## Given task
In the entries below, find every line holding the string "this" and collect it.

[start]

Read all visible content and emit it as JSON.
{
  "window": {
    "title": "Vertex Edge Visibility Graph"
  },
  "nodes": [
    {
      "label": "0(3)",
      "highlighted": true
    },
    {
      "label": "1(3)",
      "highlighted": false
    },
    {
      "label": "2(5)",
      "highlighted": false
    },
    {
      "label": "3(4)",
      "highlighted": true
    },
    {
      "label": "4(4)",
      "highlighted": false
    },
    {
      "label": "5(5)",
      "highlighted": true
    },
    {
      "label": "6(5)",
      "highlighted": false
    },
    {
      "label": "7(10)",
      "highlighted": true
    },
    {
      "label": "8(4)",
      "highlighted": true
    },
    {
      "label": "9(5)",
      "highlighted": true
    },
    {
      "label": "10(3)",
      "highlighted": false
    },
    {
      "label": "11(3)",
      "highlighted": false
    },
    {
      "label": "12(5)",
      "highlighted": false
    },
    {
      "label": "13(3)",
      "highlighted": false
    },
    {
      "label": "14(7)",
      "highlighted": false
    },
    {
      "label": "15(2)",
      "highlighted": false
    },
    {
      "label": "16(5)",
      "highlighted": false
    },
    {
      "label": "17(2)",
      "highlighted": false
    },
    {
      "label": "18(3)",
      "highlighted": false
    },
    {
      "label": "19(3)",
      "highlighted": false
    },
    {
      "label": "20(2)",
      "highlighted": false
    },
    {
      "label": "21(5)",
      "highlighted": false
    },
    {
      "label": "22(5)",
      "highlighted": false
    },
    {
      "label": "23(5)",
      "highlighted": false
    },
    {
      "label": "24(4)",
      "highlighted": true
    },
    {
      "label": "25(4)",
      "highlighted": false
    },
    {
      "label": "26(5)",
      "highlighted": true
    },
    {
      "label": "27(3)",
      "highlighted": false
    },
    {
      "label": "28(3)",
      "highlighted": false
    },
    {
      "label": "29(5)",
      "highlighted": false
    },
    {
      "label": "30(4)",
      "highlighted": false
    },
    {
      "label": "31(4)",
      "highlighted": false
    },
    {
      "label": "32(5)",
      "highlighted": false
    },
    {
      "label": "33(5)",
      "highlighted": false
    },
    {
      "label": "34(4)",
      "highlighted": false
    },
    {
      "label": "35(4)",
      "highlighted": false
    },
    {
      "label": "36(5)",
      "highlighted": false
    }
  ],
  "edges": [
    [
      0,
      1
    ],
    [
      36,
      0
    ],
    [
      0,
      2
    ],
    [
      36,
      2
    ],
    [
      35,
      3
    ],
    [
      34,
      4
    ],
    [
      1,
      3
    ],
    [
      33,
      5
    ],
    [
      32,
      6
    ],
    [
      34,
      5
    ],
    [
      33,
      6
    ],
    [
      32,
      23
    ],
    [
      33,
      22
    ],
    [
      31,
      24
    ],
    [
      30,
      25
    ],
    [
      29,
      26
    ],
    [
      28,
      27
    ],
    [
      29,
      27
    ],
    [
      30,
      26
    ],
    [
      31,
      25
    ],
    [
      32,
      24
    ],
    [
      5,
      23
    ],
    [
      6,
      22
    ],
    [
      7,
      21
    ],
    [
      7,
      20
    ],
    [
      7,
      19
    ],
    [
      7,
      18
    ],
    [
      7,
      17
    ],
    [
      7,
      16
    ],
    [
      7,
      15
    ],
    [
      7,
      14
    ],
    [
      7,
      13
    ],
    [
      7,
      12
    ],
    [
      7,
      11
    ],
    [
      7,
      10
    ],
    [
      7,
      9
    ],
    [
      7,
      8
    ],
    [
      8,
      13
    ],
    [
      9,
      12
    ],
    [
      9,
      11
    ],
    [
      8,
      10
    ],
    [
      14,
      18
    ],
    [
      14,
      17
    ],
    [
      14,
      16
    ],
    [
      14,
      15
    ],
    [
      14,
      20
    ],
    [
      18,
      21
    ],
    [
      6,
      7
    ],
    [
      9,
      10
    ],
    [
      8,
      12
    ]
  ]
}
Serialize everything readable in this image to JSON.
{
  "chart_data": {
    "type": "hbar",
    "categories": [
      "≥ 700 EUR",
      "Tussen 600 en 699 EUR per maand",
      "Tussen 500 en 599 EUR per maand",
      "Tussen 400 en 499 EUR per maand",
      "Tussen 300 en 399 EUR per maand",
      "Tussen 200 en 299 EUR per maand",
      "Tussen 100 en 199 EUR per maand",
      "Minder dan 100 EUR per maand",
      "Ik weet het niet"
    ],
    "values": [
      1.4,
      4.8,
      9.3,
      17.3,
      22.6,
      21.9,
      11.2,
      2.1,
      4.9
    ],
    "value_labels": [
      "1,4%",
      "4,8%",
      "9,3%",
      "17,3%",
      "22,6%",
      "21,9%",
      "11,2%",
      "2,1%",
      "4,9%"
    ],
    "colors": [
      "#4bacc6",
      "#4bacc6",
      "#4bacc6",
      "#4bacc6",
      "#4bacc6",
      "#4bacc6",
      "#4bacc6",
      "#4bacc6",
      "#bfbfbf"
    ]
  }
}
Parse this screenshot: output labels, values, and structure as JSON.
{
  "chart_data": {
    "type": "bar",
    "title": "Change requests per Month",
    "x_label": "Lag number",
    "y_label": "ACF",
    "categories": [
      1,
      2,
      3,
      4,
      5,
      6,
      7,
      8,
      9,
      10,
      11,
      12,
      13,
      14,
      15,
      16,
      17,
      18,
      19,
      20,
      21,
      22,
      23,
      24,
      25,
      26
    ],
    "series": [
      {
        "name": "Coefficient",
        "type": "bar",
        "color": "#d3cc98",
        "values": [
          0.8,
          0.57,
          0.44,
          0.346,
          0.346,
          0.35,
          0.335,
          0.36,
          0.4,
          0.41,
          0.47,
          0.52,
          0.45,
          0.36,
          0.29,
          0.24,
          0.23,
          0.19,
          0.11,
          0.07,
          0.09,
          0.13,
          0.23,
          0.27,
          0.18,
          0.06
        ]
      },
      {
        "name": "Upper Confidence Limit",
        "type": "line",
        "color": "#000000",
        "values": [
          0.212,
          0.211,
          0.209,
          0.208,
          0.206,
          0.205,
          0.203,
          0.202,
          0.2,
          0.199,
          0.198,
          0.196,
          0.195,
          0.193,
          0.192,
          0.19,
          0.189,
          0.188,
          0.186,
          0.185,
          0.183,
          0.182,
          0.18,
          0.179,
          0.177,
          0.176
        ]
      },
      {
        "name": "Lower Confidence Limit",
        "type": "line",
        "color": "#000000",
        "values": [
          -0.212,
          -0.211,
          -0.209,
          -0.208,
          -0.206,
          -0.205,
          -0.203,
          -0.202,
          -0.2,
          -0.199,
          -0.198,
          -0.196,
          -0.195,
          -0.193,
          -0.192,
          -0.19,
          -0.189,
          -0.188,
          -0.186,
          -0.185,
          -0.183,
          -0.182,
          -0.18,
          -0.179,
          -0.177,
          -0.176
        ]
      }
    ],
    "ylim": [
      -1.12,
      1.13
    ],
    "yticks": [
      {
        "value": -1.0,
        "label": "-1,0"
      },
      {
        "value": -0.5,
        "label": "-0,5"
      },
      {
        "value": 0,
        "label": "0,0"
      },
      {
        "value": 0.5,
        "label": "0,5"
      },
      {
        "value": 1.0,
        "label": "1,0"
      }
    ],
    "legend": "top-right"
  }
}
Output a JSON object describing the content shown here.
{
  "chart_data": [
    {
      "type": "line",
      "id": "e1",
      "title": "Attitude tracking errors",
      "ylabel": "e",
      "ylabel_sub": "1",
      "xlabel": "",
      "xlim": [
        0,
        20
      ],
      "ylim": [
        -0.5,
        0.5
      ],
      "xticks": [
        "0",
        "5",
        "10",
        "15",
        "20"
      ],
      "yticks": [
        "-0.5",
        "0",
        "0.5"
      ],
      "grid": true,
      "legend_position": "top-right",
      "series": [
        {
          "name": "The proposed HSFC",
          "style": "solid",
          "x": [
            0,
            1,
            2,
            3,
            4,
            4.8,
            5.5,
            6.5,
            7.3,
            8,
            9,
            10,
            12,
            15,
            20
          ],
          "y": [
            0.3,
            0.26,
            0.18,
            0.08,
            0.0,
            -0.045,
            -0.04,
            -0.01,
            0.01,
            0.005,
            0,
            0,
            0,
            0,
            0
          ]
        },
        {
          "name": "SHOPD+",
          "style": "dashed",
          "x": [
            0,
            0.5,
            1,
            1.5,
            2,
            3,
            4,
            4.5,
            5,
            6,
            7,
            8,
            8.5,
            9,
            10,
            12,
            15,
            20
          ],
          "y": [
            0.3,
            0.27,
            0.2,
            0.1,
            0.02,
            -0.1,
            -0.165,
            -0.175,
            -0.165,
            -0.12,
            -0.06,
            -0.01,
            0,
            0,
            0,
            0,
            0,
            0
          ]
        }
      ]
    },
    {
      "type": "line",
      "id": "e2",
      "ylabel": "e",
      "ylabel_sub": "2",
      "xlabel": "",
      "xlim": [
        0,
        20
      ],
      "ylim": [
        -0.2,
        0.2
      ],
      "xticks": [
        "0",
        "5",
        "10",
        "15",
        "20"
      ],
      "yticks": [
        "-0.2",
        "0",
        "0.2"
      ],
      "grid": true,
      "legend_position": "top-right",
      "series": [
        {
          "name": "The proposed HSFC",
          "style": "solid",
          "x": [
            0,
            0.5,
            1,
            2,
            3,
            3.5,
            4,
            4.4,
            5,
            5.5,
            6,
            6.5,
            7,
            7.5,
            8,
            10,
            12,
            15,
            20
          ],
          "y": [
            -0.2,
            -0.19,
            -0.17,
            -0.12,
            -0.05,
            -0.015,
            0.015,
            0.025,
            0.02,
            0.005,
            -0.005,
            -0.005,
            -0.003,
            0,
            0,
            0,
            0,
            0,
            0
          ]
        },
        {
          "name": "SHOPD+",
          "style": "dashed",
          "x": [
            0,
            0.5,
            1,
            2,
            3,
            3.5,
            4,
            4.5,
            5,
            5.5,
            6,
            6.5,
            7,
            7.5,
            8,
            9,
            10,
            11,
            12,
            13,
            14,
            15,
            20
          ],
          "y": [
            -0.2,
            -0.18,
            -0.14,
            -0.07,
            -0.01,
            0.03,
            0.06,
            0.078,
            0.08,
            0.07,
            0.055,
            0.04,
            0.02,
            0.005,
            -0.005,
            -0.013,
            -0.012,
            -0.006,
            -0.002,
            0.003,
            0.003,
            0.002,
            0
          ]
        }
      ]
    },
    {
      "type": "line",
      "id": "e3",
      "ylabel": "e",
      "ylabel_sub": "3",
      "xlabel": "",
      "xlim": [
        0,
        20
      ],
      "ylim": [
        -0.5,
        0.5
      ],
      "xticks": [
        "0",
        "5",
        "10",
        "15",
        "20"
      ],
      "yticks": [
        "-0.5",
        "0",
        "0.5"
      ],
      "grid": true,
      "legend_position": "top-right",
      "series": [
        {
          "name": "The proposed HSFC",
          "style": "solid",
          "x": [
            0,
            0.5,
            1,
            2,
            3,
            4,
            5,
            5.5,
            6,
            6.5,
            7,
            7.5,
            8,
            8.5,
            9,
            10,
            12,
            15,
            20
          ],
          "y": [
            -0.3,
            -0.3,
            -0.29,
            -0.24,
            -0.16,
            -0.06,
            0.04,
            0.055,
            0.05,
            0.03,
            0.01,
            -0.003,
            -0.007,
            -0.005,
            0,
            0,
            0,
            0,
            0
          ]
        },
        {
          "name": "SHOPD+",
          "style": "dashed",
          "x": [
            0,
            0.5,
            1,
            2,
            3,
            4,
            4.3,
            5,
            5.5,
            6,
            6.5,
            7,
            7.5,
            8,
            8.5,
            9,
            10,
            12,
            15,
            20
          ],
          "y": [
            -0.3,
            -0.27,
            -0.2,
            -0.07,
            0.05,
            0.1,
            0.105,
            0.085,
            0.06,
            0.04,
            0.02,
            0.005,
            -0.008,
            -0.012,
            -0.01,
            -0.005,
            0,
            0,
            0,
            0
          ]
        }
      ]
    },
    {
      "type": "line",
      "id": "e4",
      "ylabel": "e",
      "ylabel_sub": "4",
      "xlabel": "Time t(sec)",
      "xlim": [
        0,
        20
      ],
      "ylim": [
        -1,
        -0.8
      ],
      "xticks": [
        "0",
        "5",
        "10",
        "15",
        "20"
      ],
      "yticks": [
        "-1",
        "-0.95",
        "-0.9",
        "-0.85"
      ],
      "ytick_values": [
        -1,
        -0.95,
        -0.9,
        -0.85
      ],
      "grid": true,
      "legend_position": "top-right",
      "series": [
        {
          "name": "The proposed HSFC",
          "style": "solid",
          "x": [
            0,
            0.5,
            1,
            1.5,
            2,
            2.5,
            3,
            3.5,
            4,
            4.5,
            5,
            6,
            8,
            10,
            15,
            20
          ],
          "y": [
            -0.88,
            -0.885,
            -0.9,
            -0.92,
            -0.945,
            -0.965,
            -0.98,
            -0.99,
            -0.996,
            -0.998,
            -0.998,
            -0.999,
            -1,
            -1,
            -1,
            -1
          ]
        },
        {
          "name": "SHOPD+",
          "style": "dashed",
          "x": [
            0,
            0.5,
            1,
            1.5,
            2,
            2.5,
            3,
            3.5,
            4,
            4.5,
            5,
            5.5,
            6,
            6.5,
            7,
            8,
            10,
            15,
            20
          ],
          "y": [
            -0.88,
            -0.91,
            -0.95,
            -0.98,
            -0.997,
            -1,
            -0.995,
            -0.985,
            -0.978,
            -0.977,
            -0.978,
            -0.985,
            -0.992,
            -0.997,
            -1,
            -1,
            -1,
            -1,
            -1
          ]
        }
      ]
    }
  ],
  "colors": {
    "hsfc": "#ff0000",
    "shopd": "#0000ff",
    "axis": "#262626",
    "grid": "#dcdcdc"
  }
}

[end]

## Answer to the task
Serialize everything readable in this image to JSON.
Parse this screenshot: output labels, values, and structure as JSON.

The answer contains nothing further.